WHAT THE TASK REQUIRES: Copy every record below exactly as written, but leave out the pictures.

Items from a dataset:
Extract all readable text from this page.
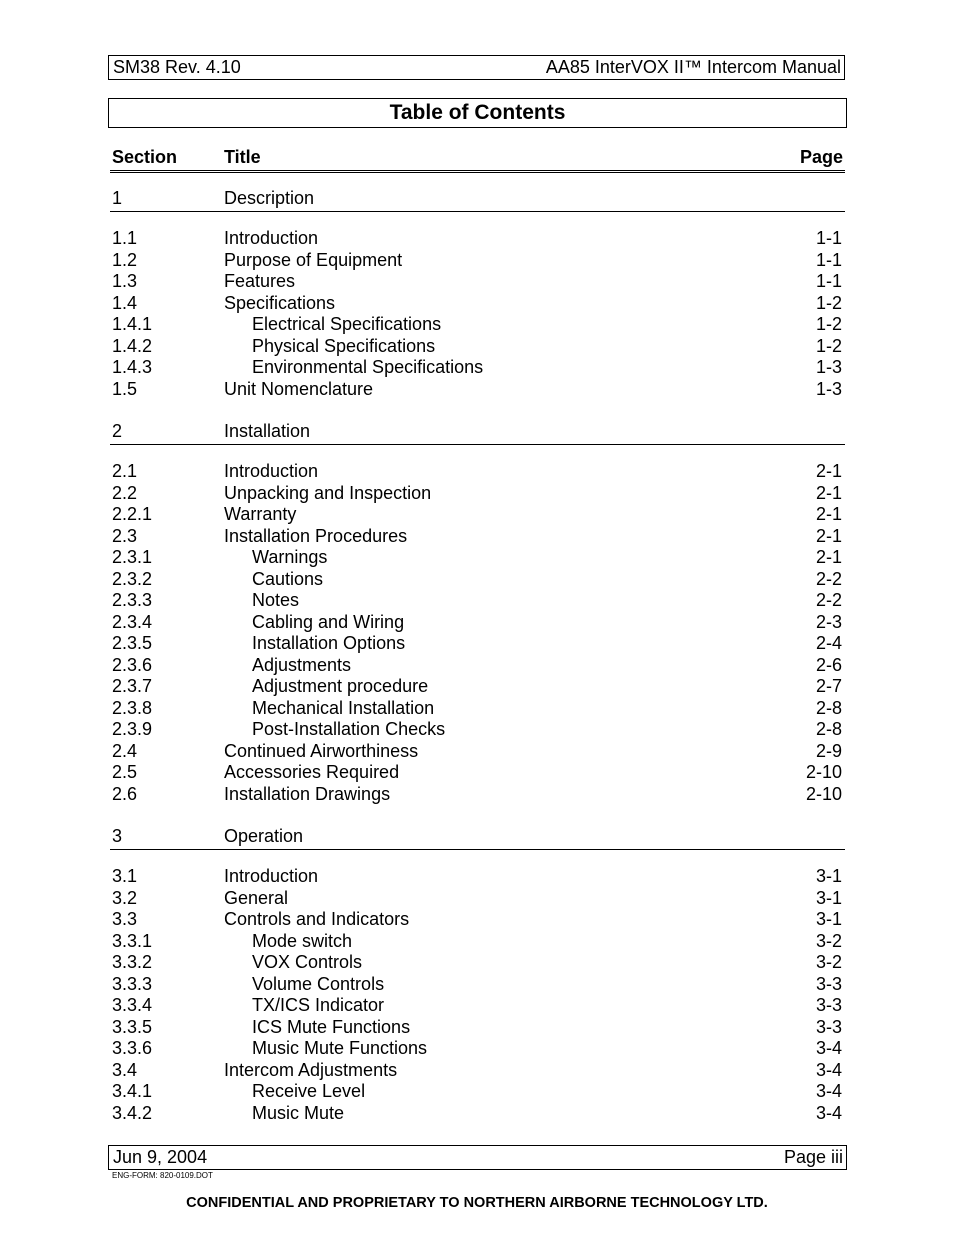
SM38 Rev. 4.10	AA85 InterVOX II™ Intercom Manual
Table of Contents
Section	Title	Page
1	Description
1.1	Introduction	1-1
1.2	Purpose of Equipment	1-1
1.3	Features	1-1
1.4	Specifications	1-2
1.4.1	Electrical Specifications	1-2
1.4.2	Physical Specifications	1-2
1.4.3	Environmental Specifications	1-3
1.5	Unit Nomenclature	1-3
2	Installation
2.1	Introduction	2-1
2.2	Unpacking and Inspection	2-1
2.2.1	Warranty	2-1
2.3	Installation Procedures	2-1
2.3.1	Warnings	2-1
2.3.2	Cautions	2-2
2.3.3	Notes	2-2
2.3.4	Cabling and Wiring	2-3
2.3.5	Installation Options	2-4
2.3.6	Adjustments	2-6
2.3.7	Adjustment procedure	2-7
2.3.8	Mechanical Installation	2-8
2.3.9	Post-Installation Checks	2-8
2.4	Continued Airworthiness	2-9
2.5	Accessories Required	2-10
2.6	Installation Drawings	2-10
3	Operation
3.1	Introduction	3-1
3.2	General	3-1
3.3	Controls and Indicators	3-1
3.3.1	Mode switch	3-2
3.3.2	VOX Controls	3-2
3.3.3	Volume Controls	3-3
3.3.4	TX/ICS Indicator	3-3
3.3.5	ICS Mute Functions	3-3
3.3.6	Music Mute Functions	3-4
3.4	Intercom Adjustments	3-4
3.4.1	Receive Level	3-4
3.4.2	Music Mute	3-4
Jun 9, 2004	Page iii
ENG-FORM: 820-0109.DOT
CONFIDENTIAL AND PROPRIETARY TO NORTHERN AIRBORNE TECHNOLOGY LTD.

FINAL RESULT:
Extract all readable text from this page.
SM38 Rev. 4.10	AA85 InterVOX II™ Intercom Manual
Table of Contents
Section	Title	Page
1	Description
1.1	Introduction	1-1
1.2	Purpose of Equipment	1-1
1.3	Features	1-1
1.4	Specifications	1-2
1.4.1	Electrical Specifications	1-2
1.4.2	Physical Specifications	1-2
1.4.3	Environmental Specifications	1-3
1.5	Unit Nomenclature	1-3
2	Installation
2.1	Introduction	2-1
2.2	Unpacking and Inspection	2-1
2.2.1	Warranty	2-1
2.3	Installation Procedures	2-1
2.3.1	Warnings	2-1
2.3.2	Cautions	2-2
2.3.3	Notes	2-2
2.3.4	Cabling and Wiring	2-3
2.3.5	Installation Options	2-4
2.3.6	Adjustments	2-6
2.3.7	Adjustment procedure	2-7
2.3.8	Mechanical Installation	2-8
2.3.9	Post-Installation Checks	2-8
2.4	Continued Airworthiness	2-9
2.5	Accessories Required	2-10
2.6	Installation Drawings	2-10
3	Operation
3.1	Introduction	3-1
3.2	General	3-1
3.3	Controls and Indicators	3-1
3.3.1	Mode switch	3-2
3.3.2	VOX Controls	3-2
3.3.3	Volume Controls	3-3
3.3.4	TX/ICS Indicator	3-3
3.3.5	ICS Mute Functions	3-3
3.3.6	Music Mute Functions	3-4
3.4	Intercom Adjustments	3-4
3.4.1	Receive Level	3-4
3.4.2	Music Mute	3-4
Jun 9, 2004	Page iii
ENG-FORM: 820-0109.DOT
CONFIDENTIAL AND PROPRIETARY TO NORTHERN AIRBORNE TECHNOLOGY LTD.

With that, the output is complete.